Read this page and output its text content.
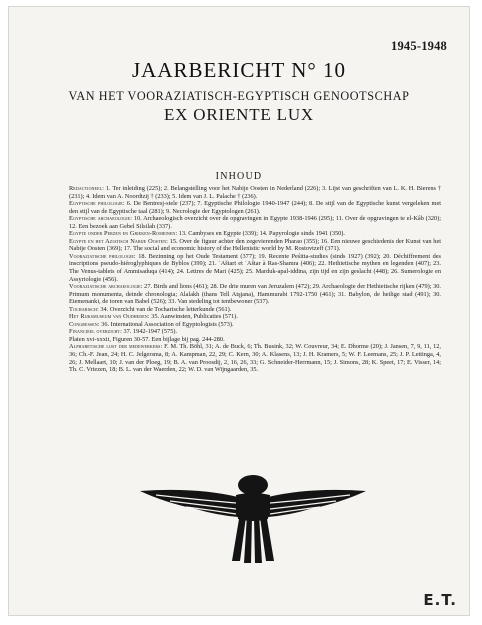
1945-1948
JAARBERICHT N° 10
VAN HET VOORAZIATISCH-EGYPTISCH GENOOTSCHAP
EX ORIENTE LUX
INHOUD

Redactioneel: 1. Ter inleiding (225); 2. Belangstelling voor het Nabije Oosten in Nederland (226); 3. Lijst van geschriften van L. K. H. Bierens † (231); 4. Idem van A. Noordtzij † (233); 5. Idem van J. L. Palache † (236).

Egyptische philologie: 6. De Bentresj-stele (237); 7. Egyptische Philologie 1940-1947 (244); 8. De stijl van de Egyptische kunst vergeleken met den stijl van de Egyptische taal (281); 9. Necrologie der Egyptologen (261).

Egyptische archaeologie: 10. Archaeologisch overzicht over de opgravingen in Egypte 1938-1946 (295); 11. Over de opgravingen te el-Kâb (320); 12. Een bezoek aan Gebel Silsilah (337).

Egypte onder Perzen en Grieken-Romeinen: 13. Cambyses en Egypte (339); 14. Papyrologie sinds 1941 (350).

Egypte en het Aziatisch Nabije Oosten: 15. Over de figuur achter den zegevierenden Pharao (355); 16. Een nieuwe geschiedenis der Kunst van het Nabije Oosten (369); 17. The social and economic history of the Hellenistic world by M. Rostovtzeff (371).

Vooraziatische philologie: 18. Bezinning op het Oude Testament (377); 19. Recente Peśitta-studies (sinds 1927) (392); 20. Déchiffrement des inscriptions pseudo-hiéroglyphiques de Byblos (399); 21. ʿAštart et ʿAštar à Ras-Shamra (406); 22. Hethietische mythen en legenden (407); 23. The Venus-tablets of Ammisaduqa (414); 24. Lettres de Mari (425); 25. Marduk-apal-iddina, zijn tijd en zijn geslacht (448); 26. Sumerologie en Assyriologie (456).

Vooraziatische archaeologie: 27. Birds and lions (461); 28. De drie muren van Jeruzalem (472); 29. Archaeologie der Hethietische rijken (479); 30. Primum monumenta, deinde chronologia; Alalakh (thans Tell Atşjana), Hammurabi 1792-1750 (461); 31. Babylon, de heilige stad (491); 30. Etemenanki, de toren van Babel (526); 33. Van stedeling tot tentbewoner (537).

Tocharisch: 34. Overzicht van de Tocharische letterkunde (561).

Het Rijksmuseum van Oudheden: 35. Aanwinsten, Publicaties (571).

Congressen: 36. International Association of Egyptologists (573).

Financieel overzicht: 37. 1942-1947 (575).

Platen xvi-xxxii, Figuren 30-57. Een bijlage bij pag. 244-280.

Alphabetische lijst der medewerkers: F. M. Th. Böhl, 31; A. de Buck, 6; Th. Busink, 32; W. Couvreur, 34; E. Dhorme (20); J. Jansen, 7, 9, 11, 12, 36; Ch.-F. Jean, 24; H. C. Jelgersma, 8; A. Kampman, 22, 29; C. Kern, 30; A. Klasens, 13; J. H. Kramers, 5; W. F. Leemans, 25; J. P. Lettinga, 4, 26; J. Mellaart, 10; J. van der Ploeg, 19; B. A. van Proosdij, 2, 16, 26, 33; G. Schneider-Herrmann, 15; J. Simons, 28; K. Speet, 17; E. Visser, 14; Th. C. Vriezen, 18; B. L. van der Waerden, 22; W. D. van Wijngaarden, 35.

E.T.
◆ ◆ ◆ ◆ ◆ ◆ ◆
_GIVEN PROBLEM_
Collect each line above holding the string "philologie".

_TASK RESULT_
Egyptische philologie: 6. De Bentresj-stele (237); 7. Egyptische Philologie 1940-1947 (244); 8. De stijl van de Egyptische kunst vergeleken met den stijl van de Egyptische taal (281); 9. Necrologie der Egyptologen (261).
Vooraziatische philologie: 18. Bezinning op het Oude Testament (377); 19. Recente Peśitta-studies (sinds 1927) (392); 20. Déchiffrement des inscriptions pseudo-hiéroglyphiques de Byblos (399); 21. ʿAštart et ʿAštar à Ras-Shamra (406); 22. Hethietische mythen en legenden (407); 23. The Venus-tablets of Ammisaduqa (414); 24. Lettres de Mari (425); 25. Marduk-apal-iddina, zijn tijd en zijn geslacht (448); 26. Sumerologie en Assyriologie (456).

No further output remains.